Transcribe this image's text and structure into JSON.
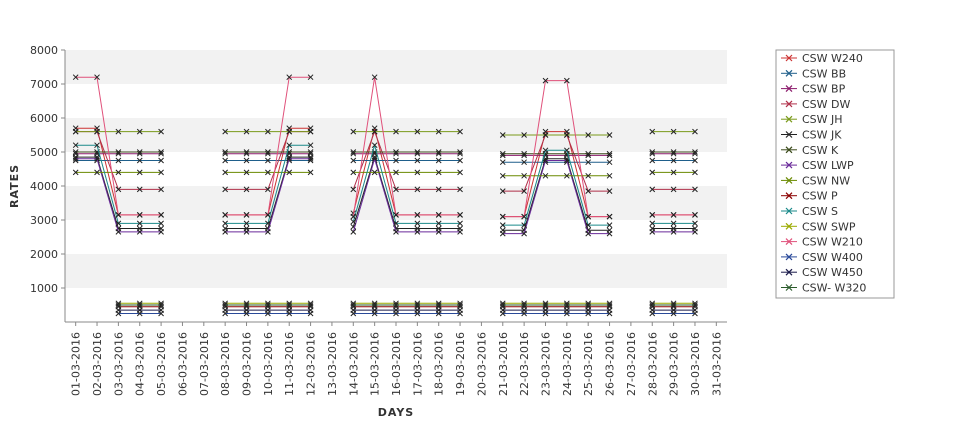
{
  "chart_data": {
    "type": "line",
    "xlabel": "DAYS",
    "ylabel": "RATES",
    "ylim": [
      0,
      8000
    ],
    "yticks": [
      "1000",
      "2000",
      "3000",
      "4000",
      "5000",
      "6000",
      "7000",
      "8000"
    ],
    "categories": [
      "01-03-2016",
      "02-03-2016",
      "03-03-2016",
      "04-03-2016",
      "05-03-2016",
      "06-03-2016",
      "07-03-2016",
      "08-03-2016",
      "09-03-2016",
      "10-03-2016",
      "11-03-2016",
      "12-03-2016",
      "13-03-2016",
      "14-03-2016",
      "15-03-2016",
      "16-03-2016",
      "17-03-2016",
      "18-03-2016",
      "19-03-2016",
      "20-03-2016",
      "21-03-2016",
      "22-03-2016",
      "23-03-2016",
      "24-03-2016",
      "25-03-2016",
      "26-03-2016",
      "27-03-2016",
      "28-03-2016",
      "29-03-2016",
      "30-03-2016",
      "31-03-2016"
    ],
    "grid": "alternating horizontal bands",
    "legend_position": "right",
    "series": [
      {
        "name": "CSW  W240",
        "color": "#cc3333",
        "values": [
          5700,
          5700,
          3150,
          3150,
          3150,
          null,
          null,
          3150,
          3150,
          3150,
          5700,
          5700,
          null,
          3200,
          5700,
          3150,
          3150,
          3150,
          3150,
          null,
          3100,
          3100,
          5600,
          5600,
          3100,
          3100,
          null,
          3150,
          3150,
          3150,
          null
        ]
      },
      {
        "name": "CSW BB",
        "color": "#1f5f8b",
        "values": [
          4750,
          4750,
          4750,
          4750,
          4750,
          null,
          null,
          4750,
          4750,
          4750,
          4750,
          4750,
          null,
          4750,
          4750,
          4750,
          4750,
          4750,
          4750,
          null,
          4700,
          4700,
          4700,
          4700,
          4700,
          4700,
          null,
          4750,
          4750,
          4750,
          null
        ]
      },
      {
        "name": "CSW BP",
        "color": "#8b1a6b",
        "values": [
          4950,
          4950,
          4950,
          4950,
          4950,
          null,
          null,
          4950,
          4950,
          4950,
          4950,
          4950,
          null,
          4950,
          4950,
          4950,
          4950,
          4950,
          4950,
          null,
          4900,
          4900,
          4900,
          4900,
          4900,
          4900,
          null,
          4950,
          4950,
          4950,
          null
        ]
      },
      {
        "name": "CSW DW",
        "color": "#b0304a",
        "values": [
          5600,
          5600,
          3900,
          3900,
          3900,
          null,
          null,
          3900,
          3900,
          3900,
          5600,
          5600,
          null,
          3900,
          5600,
          3900,
          3900,
          3900,
          3900,
          null,
          3850,
          3850,
          5500,
          5500,
          3850,
          3850,
          null,
          3900,
          3900,
          3900,
          null
        ]
      },
      {
        "name": "CSW JH",
        "color": "#7a9a1a",
        "values": [
          5600,
          5600,
          5600,
          5600,
          5600,
          null,
          null,
          5600,
          5600,
          5600,
          5600,
          5600,
          null,
          5600,
          5600,
          5600,
          5600,
          5600,
          5600,
          null,
          5500,
          5500,
          5500,
          5500,
          5500,
          5500,
          null,
          5600,
          5600,
          5600,
          null
        ]
      },
      {
        "name": "CSW JK",
        "color": "#222222",
        "values": [
          4850,
          4850,
          2750,
          2750,
          2750,
          null,
          null,
          2750,
          2750,
          2750,
          4850,
          4850,
          null,
          2800,
          4850,
          2750,
          2750,
          2750,
          2750,
          null,
          2700,
          2700,
          4800,
          4800,
          2700,
          2700,
          null,
          2750,
          2750,
          2750,
          null
        ]
      },
      {
        "name": "CSW K",
        "color": "#3a4a1a",
        "values": [
          5000,
          5000,
          5000,
          5000,
          5000,
          null,
          null,
          5000,
          5000,
          5000,
          5000,
          5000,
          null,
          5000,
          5000,
          5000,
          5000,
          5000,
          5000,
          null,
          4950,
          4950,
          4950,
          4950,
          4950,
          4950,
          null,
          5000,
          5000,
          5000,
          null
        ]
      },
      {
        "name": "CSW LWP",
        "color": "#6a2a9a",
        "values": [
          4800,
          4800,
          2650,
          2650,
          2650,
          null,
          null,
          2650,
          2650,
          2650,
          4800,
          4800,
          null,
          2650,
          4800,
          2650,
          2650,
          2650,
          2650,
          null,
          2600,
          2600,
          4750,
          4750,
          2600,
          2600,
          null,
          2650,
          2650,
          2650,
          null
        ]
      },
      {
        "name": "CSW NW",
        "color": "#6a8a00",
        "values": [
          4400,
          4400,
          4400,
          4400,
          4400,
          null,
          null,
          4400,
          4400,
          4400,
          4400,
          4400,
          null,
          4400,
          4400,
          4400,
          4400,
          4400,
          4400,
          null,
          4300,
          4300,
          4300,
          4300,
          4300,
          4300,
          null,
          4400,
          4400,
          4400,
          null
        ]
      },
      {
        "name": "CSW P",
        "color": "#8b0000",
        "values": [
          null,
          null,
          450,
          450,
          450,
          null,
          null,
          450,
          450,
          450,
          450,
          450,
          null,
          450,
          450,
          450,
          450,
          450,
          450,
          null,
          450,
          450,
          450,
          450,
          450,
          450,
          null,
          450,
          450,
          450,
          null
        ]
      },
      {
        "name": "CSW S",
        "color": "#1a8a8a",
        "values": [
          5200,
          5200,
          2900,
          2900,
          2900,
          null,
          null,
          2900,
          2900,
          2900,
          5200,
          5200,
          null,
          2950,
          5200,
          2900,
          2900,
          2900,
          2900,
          null,
          2850,
          2850,
          5050,
          5050,
          2850,
          2850,
          null,
          2900,
          2900,
          2900,
          null
        ]
      },
      {
        "name": "CSW SWP",
        "color": "#9aaa00",
        "values": [
          null,
          null,
          550,
          550,
          550,
          null,
          null,
          550,
          550,
          550,
          550,
          550,
          null,
          550,
          550,
          550,
          550,
          550,
          550,
          null,
          550,
          550,
          550,
          550,
          550,
          550,
          null,
          550,
          550,
          550,
          null
        ]
      },
      {
        "name": "CSW W210",
        "color": "#e0507a",
        "values": [
          7200,
          7200,
          3150,
          3150,
          3150,
          null,
          null,
          3150,
          3150,
          3150,
          7200,
          7200,
          null,
          3100,
          7200,
          3150,
          3150,
          3150,
          3150,
          null,
          3100,
          3100,
          7100,
          7100,
          3100,
          3100,
          null,
          3150,
          3150,
          3150,
          null
        ]
      },
      {
        "name": "CSW W400",
        "color": "#2a4a9a",
        "values": [
          null,
          null,
          250,
          250,
          250,
          null,
          null,
          250,
          250,
          250,
          250,
          250,
          null,
          250,
          250,
          250,
          250,
          250,
          250,
          null,
          250,
          250,
          250,
          250,
          250,
          250,
          null,
          250,
          250,
          250,
          null
        ]
      },
      {
        "name": "CSW W450",
        "color": "#1a1a4a",
        "values": [
          null,
          null,
          350,
          350,
          350,
          null,
          null,
          350,
          350,
          350,
          350,
          350,
          null,
          350,
          350,
          350,
          350,
          350,
          350,
          null,
          350,
          350,
          350,
          350,
          350,
          350,
          null,
          350,
          350,
          350,
          null
        ]
      },
      {
        "name": "CSW- W320",
        "color": "#2a5a2a",
        "values": [
          null,
          null,
          500,
          500,
          500,
          null,
          null,
          500,
          500,
          500,
          500,
          500,
          null,
          500,
          500,
          500,
          500,
          500,
          500,
          null,
          500,
          500,
          500,
          500,
          500,
          500,
          null,
          500,
          500,
          500,
          null
        ]
      }
    ]
  }
}
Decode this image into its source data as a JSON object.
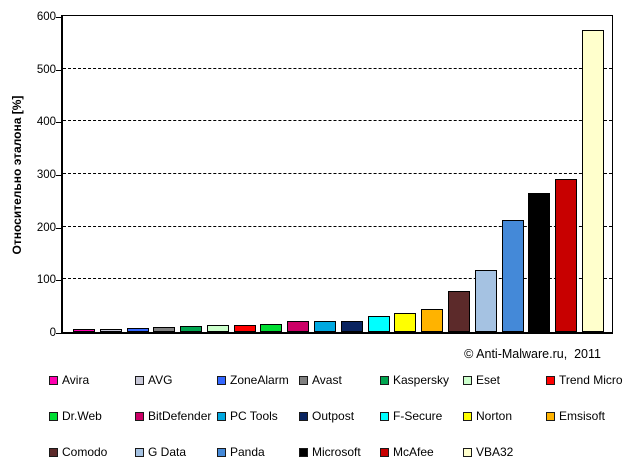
{
  "chart_data": {
    "type": "bar",
    "title": "",
    "xlabel": "",
    "ylabel": "Относительно эталона [%]",
    "ylim": [
      0,
      600
    ],
    "yticks": [
      0,
      100,
      200,
      300,
      400,
      500,
      600
    ],
    "gridlines": [
      100,
      200,
      300,
      400,
      500
    ],
    "grid_style": "horizontal dashed black",
    "legend_position": "bottom, 3 rows x 7 columns",
    "bar_outline_color": "#000000",
    "categories": [
      "Avira",
      "AVG",
      "ZoneAlarm",
      "Avast",
      "Kaspersky",
      "Eset",
      "Trend Micro",
      "Dr.Web",
      "BitDefender",
      "PC Tools",
      "Outpost",
      "F-Secure",
      "Norton",
      "Emsisoft",
      "Comodo",
      "G Data",
      "Panda",
      "Microsoft",
      "McAfee",
      "VBA32"
    ],
    "values": [
      2,
      3,
      7,
      10,
      12,
      13,
      14,
      16,
      20,
      20,
      21,
      30,
      36,
      43,
      78,
      118,
      213,
      264,
      291,
      573
    ],
    "colors": [
      "#FF00B0",
      "#C8C8D8",
      "#3366FF",
      "#808080",
      "#00A550",
      "#CCFFCC",
      "#FF0000",
      "#00DD33",
      "#CC0066",
      "#00A8E0",
      "#0A2460",
      "#00FFFF",
      "#FFFF00",
      "#FFB300",
      "#5C2A2A",
      "#A5C2E2",
      "#4489D8",
      "#000000",
      "#C80000",
      "#FFFFCC"
    ]
  },
  "annotations": {
    "copyright": "© Anti-Malware.ru,  2011"
  }
}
::::
Look through the data above. Find each line with the string "ylabel" and copy it.

Written solution ::
    "ylabel": "RATES",
    "ylabel": "Относительно эталона [%]",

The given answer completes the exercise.